Aufgabe: Gib alle Zeilen unten als Markdown-Tabelle mit den Spalten „Nr“ und „Zeile“ wieder und lass leere Zeilen weg. Die Bilder gehören nicht in die Antwort.

Material zur Übung:
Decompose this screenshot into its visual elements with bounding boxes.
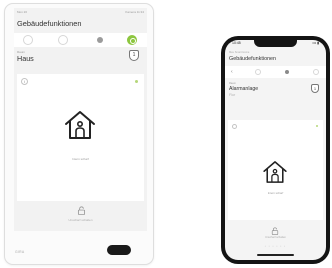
phone-disarm-label[interactable]: Unscharf schalten — [225, 236, 326, 239]
phone-time: 10:45 — [232, 41, 241, 45]
room-name: Haus — [17, 54, 34, 63]
phone-device: 10:45 ••• ▮ Meu Smart Home Gebäudefunkti… — [221, 36, 330, 264]
phone-status-dot — [316, 125, 318, 127]
phone-room-badge[interactable]: 1 — [311, 84, 319, 93]
sun-icon[interactable] — [58, 35, 68, 45]
alarm-icon[interactable] — [127, 35, 137, 45]
alarm-status: Intern scharf — [72, 157, 89, 161]
house-icon — [65, 111, 95, 139]
phone-lock-icon[interactable] — [271, 227, 279, 235]
alarm-card[interactable]: i Intern scharf — [17, 74, 144, 201]
tablet-device: Mon 20 Kamera 11:34 Gebäudefunktionen Ra… — [4, 3, 154, 265]
phone-room-sub: Flur — [229, 93, 236, 97]
home-indicator[interactable] — [257, 254, 294, 256]
phone-alarm-card[interactable]: Intern scharf — [228, 120, 323, 220]
back-icon[interactable]: ‹ — [231, 69, 237, 75]
status-dot — [135, 80, 138, 83]
sun-icon[interactable] — [255, 69, 261, 75]
phone-alarm-status: Intern scharf — [267, 191, 284, 195]
phone-info-icon[interactable] — [232, 124, 237, 129]
phone-function-tab-bar: ‹ — [225, 66, 326, 78]
disarm-label[interactable]: Unscharf schalten — [14, 218, 147, 222]
power-icon[interactable] — [23, 35, 33, 45]
lock-icon[interactable] — [77, 206, 86, 215]
info-icon[interactable]: i — [21, 78, 28, 85]
tablet-status-right: Kamera 11:34 — [125, 10, 144, 14]
shutter-icon[interactable] — [285, 70, 289, 74]
signal-icon: ••• ▮ — [312, 41, 319, 45]
shutter-icon[interactable] — [97, 37, 103, 43]
menu-icon[interactable] — [313, 69, 319, 75]
page-title: Gebäudefunktionen — [17, 19, 82, 28]
phone-room-name: Alarmanlage — [229, 86, 259, 92]
phone-room-label: Raum — [229, 82, 236, 85]
breadcrumb[interactable]: Meu Smart Home — [229, 51, 249, 54]
page-indicator: • • • • • • — [264, 244, 287, 248]
brand-logo: GIRA — [15, 250, 25, 254]
phone-house-icon — [263, 161, 287, 183]
tablet-status-bar: Mon 20 Kamera 11:34 — [14, 8, 147, 16]
phone-status-bar: 10:45 ••• ▮ — [225, 41, 326, 48]
function-tab-bar — [14, 33, 147, 47]
tablet-status-left: Mon 20 — [17, 10, 28, 14]
phone-screen: 10:45 ••• ▮ Meu Smart Home Gebäudefunkti… — [225, 40, 326, 260]
tablet-home-button[interactable] — [107, 245, 131, 255]
room-badge[interactable]: 1 — [129, 50, 139, 61]
tablet-screen: Mon 20 Kamera 11:34 Gebäudefunktionen Ra… — [14, 8, 147, 231]
phone-page-title: Gebäudefunktionen — [229, 56, 277, 62]
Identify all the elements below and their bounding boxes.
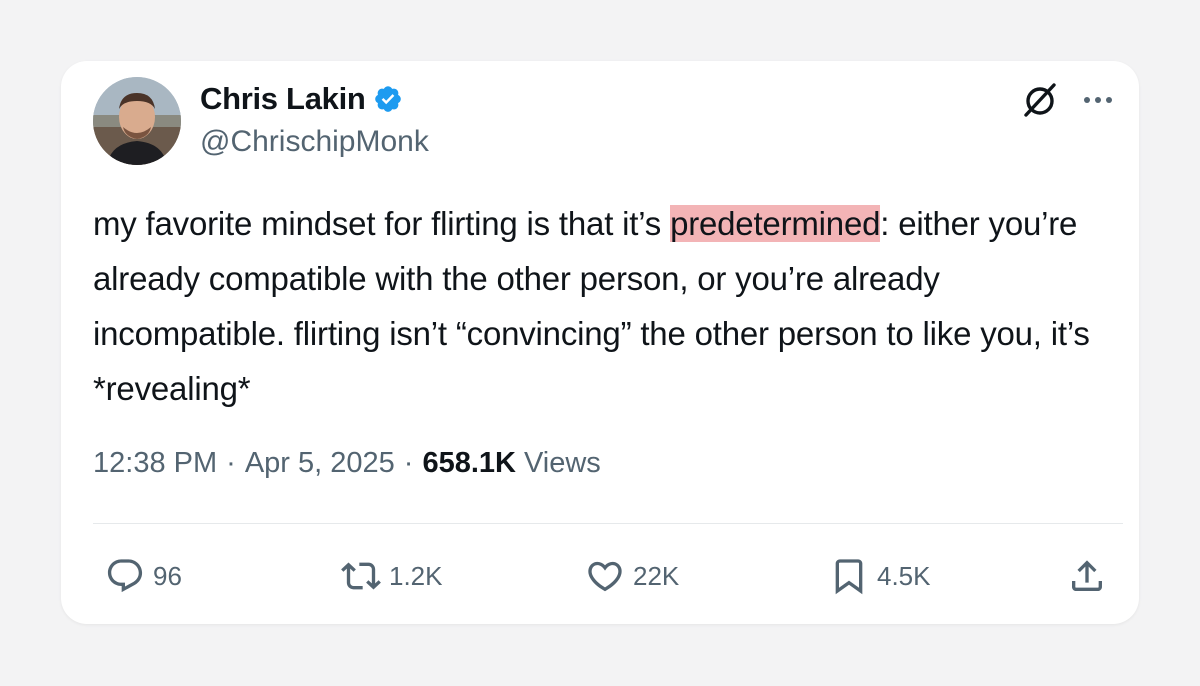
display-name[interactable]: Chris Lakin [200, 81, 366, 117]
divider [93, 523, 1123, 524]
more-icon[interactable] [1081, 83, 1115, 117]
bookmark-icon [835, 559, 863, 595]
repost-count: 1.2K [389, 560, 443, 591]
tweet-text: my favorite mindset for flirting is that… [93, 196, 1113, 416]
tweet-text-start: my favorite mindset for flirting is that… [93, 205, 671, 242]
bookmark-button[interactable]: 4.5K [829, 556, 931, 596]
reply-count: 96 [153, 560, 182, 591]
profile-photo-icon [93, 77, 181, 165]
repost-icon [341, 562, 381, 590]
grok-icon[interactable] [1021, 81, 1059, 119]
tweet-card: Chris Lakin @ChrischipMonk my favorite m… [61, 61, 1139, 624]
views-count[interactable]: 658.1K [422, 447, 516, 480]
like-button[interactable]: 22K [585, 556, 679, 596]
avatar[interactable] [93, 77, 181, 165]
like-count: 22K [633, 560, 680, 591]
views-label[interactable]: Views [524, 447, 601, 480]
tweet-time[interactable]: 12:38 PM [93, 447, 217, 480]
reply-icon [107, 559, 143, 593]
meta-separator: · [226, 447, 236, 479]
tweet-meta: 12:38 PM · Apr 5, 2025 · 658.1K Views [93, 447, 601, 480]
reply-button[interactable]: 96 [105, 556, 182, 596]
author-name-row[interactable]: Chris Lakin [200, 79, 403, 119]
highlighted-word: predetermined [670, 205, 881, 242]
meta-separator: · [403, 447, 414, 479]
action-bar: 96 1.2K 22K 4.5K [61, 556, 1139, 598]
verified-badge-icon [373, 84, 403, 114]
bookmark-count: 4.5K [877, 560, 931, 591]
heart-icon [588, 561, 622, 592]
repost-button[interactable]: 1.2K [341, 556, 443, 596]
share-icon [1072, 560, 1102, 591]
author-handle[interactable]: @ChrischipMonk [200, 125, 429, 159]
share-button[interactable] [1067, 556, 1107, 596]
tweet-date[interactable]: Apr 5, 2025 [245, 447, 395, 480]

Ergebnis:
| Nr | Zeile |
|---|---|
| 1 | Decompose this screenshot into its visual elements with bounding boxes. |
| 2 | phone-disarm-label[interactable]: Unscharf schalten — [225, 236, 326, 239] |
| 3 | phone-time: 10:45 — [232, 41, 241, 45] |
| 4 | room-name: Haus — [17, 54, 34, 63] |
| 5 | phone-device: 10:45 ••• ▮ Meu Smart Home Gebäudefunkti… — [221, 36, 330, 264] |
| 6 | phone-status-dot — [316, 125, 318, 127] |
| 7 | phone-room-badge[interactable]: 1 — [311, 84, 319, 93] |
| 8 | sun-icon[interactable] — [58, 35, 68, 45] |
| 9 | alarm-icon[interactable] — [127, 35, 137, 45] |
| 10 | alarm-status: Intern scharf — [72, 157, 89, 161] |
| 11 | house-icon — [65, 111, 95, 139] |
| 12 | phone-lock-icon[interactable] — [271, 227, 279, 235] |
| 13 | alarm-card[interactable]: i Intern scharf — [17, 74, 144, 201] |
| 14 | tablet-device: Mon 20 Kamera 11:34 Gebäudefunktionen Ra… — [4, 3, 154, 265] |
| 15 | phone-room-sub: Flur — [229, 93, 236, 97] |
| 16 | home-indicator[interactable] — [257, 254, 294, 256] |
| 17 | phone-alarm-card[interactable]: Intern scharf — [228, 120, 323, 220] |
| 18 | back-icon[interactable]: ‹ — [231, 69, 237, 75] |
| 19 | status-dot — [135, 80, 138, 83] |
| 20 | sun-icon[interactable] — [255, 69, 261, 75] |
| 21 | phone-alarm-status: Intern scharf — [267, 191, 284, 195] |
| 22 | phone-info-icon[interactable] — [232, 124, 237, 129] |
| 23 | phone-function-tab-bar: ‹ — [225, 66, 326, 78] |
| 24 | disarm-label[interactable]: Unscharf schalten — [14, 218, 147, 222] |
| 25 | power-icon[interactable] — [23, 35, 33, 45] |
| 26 | lock-icon[interactable] — [77, 206, 86, 215] |
| 27 | info-icon[interactable]: i — [21, 78, 28, 85] |
| 28 | tablet-status-right: Kamera 11:34 — [125, 10, 144, 14] |
| 29 | shutter-icon[interactable] — [285, 70, 289, 74] |
| 30 | signal-icon: ••• ▮ — [312, 41, 319, 45] |
| 31 | shutter-icon[interactable] — [97, 37, 103, 43] |
| 32 | menu-icon[interactable] — [313, 69, 319, 75] |
| 33 | page-title: Gebäudefunktionen — [17, 19, 82, 28] |
| 34 | phone-room-name: Alarmanlage — [229, 86, 259, 92] |
| 35 | phone-room-label: Raum — [229, 82, 236, 85] |
| 36 | breadcrumb[interactable]: Meu Smart Home — [229, 51, 249, 54] |
| 37 | page-indicator: • • • • • • — [264, 244, 287, 248] |
| 38 | brand-logo: GIRA — [15, 250, 25, 254] |
| 39 | phone-house-icon — [263, 161, 287, 183] |
| 40 | tablet-status-bar: Mon 20 Kamera 11:34 — [14, 8, 147, 16] |
| 41 | phone-status-bar: 10:45 ••• ▮ — [225, 41, 326, 48] |
| 42 | function-tab-bar — [14, 33, 147, 47] |
| 43 | tablet-status-left: Mon 20 — [17, 10, 28, 14] |
| 44 | phone-screen: 10:45 ••• ▮ Meu Smart Home Gebäudefunkti… — [225, 40, 326, 260] |
| 45 | tablet-home-button[interactable] — [107, 245, 131, 255] |
| 46 | room-badge[interactable]: 1 — [129, 50, 139, 61] |
| 47 | tablet-screen: Mon 20 Kamera 11:34 Gebäudefunktionen Ra… — [14, 8, 147, 231] |
| 48 | phone-page-title: Gebäudefunktionen — [229, 56, 277, 62] |
| 49 | Identify all the elements below and their bounding boxes. |
| 50 | display-name[interactable]: Chris Lakin [200, 81, 366, 117] |
| 51 | divider [93, 523, 1123, 524] |
| 52 | more-icon[interactable] [1081, 83, 1115, 117] |
| 53 | bookmark-icon [835, 559, 863, 595] |
| 54 | repost-count: 1.2K [389, 560, 443, 591] |
| 55 | tweet-text: my favorite mindset for flirting is that… [93, 196, 1113, 416] |
| 56 | tweet-text-start: my favorite mindset for flirting is that… [93, 205, 671, 242] |
| 57 | bookmark-button[interactable]: 4.5K [829, 556, 931, 596] |
| 58 | reply-count: 96 [153, 560, 182, 591] |
| 59 | profile-photo-icon [93, 77, 181, 165] |
| 60 | repost-icon [341, 562, 381, 590] |
| 61 | grok-icon[interactable] [1021, 81, 1059, 119] |
| 62 | tweet-card: Chris Lakin @ChrischipMonk my favorite m… [61, 61, 1139, 624] |
| 63 | views-count[interactable]: 658.1K [422, 447, 516, 480] |
| 64 | like-button[interactable]: 22K [585, 556, 679, 596] |
| 65 | avatar[interactable] [93, 77, 181, 165] |
| 66 | like-count: 22K [633, 560, 680, 591] |
| 67 | views-label[interactable]: Views [524, 447, 601, 480] |
| 68 | tweet-time[interactable]: 12:38 PM [93, 447, 217, 480] |
| 69 | reply-icon [107, 559, 143, 593] |
| 70 | meta-separator: · [226, 447, 236, 479] |
| 71 | tweet-meta: 12:38 PM · Apr 5, 2025 · 658.1K Views [93, 447, 601, 480] |
| 72 | reply-button[interactable]: 96 [105, 556, 182, 596] |
| 73 | author-name-row[interactable]: Chris Lakin [200, 79, 403, 119] |
| 74 | highlighted-word: predetermined [670, 205, 881, 242] |
| 75 | meta-separator: · [403, 447, 414, 479] |
| 76 | action-bar: 96 1.2K 22K 4.5K [61, 556, 1139, 598] |
| 77 | verified-badge-icon [373, 84, 403, 114] |
| 78 | bookmark-count: 4.5K [877, 560, 931, 591] |
| 79 | heart-icon [588, 561, 622, 592] |
| 80 | repost-button[interactable]: 1.2K [341, 556, 443, 596] |
| 81 | share-icon [1072, 560, 1102, 591] |
| 82 | author-handle[interactable]: @ChrischipMonk [200, 125, 429, 159] |
| 83 | share-button[interactable] [1067, 556, 1107, 596] |
| 84 | tweet-date[interactable]: Apr 5, 2025 [245, 447, 395, 480] |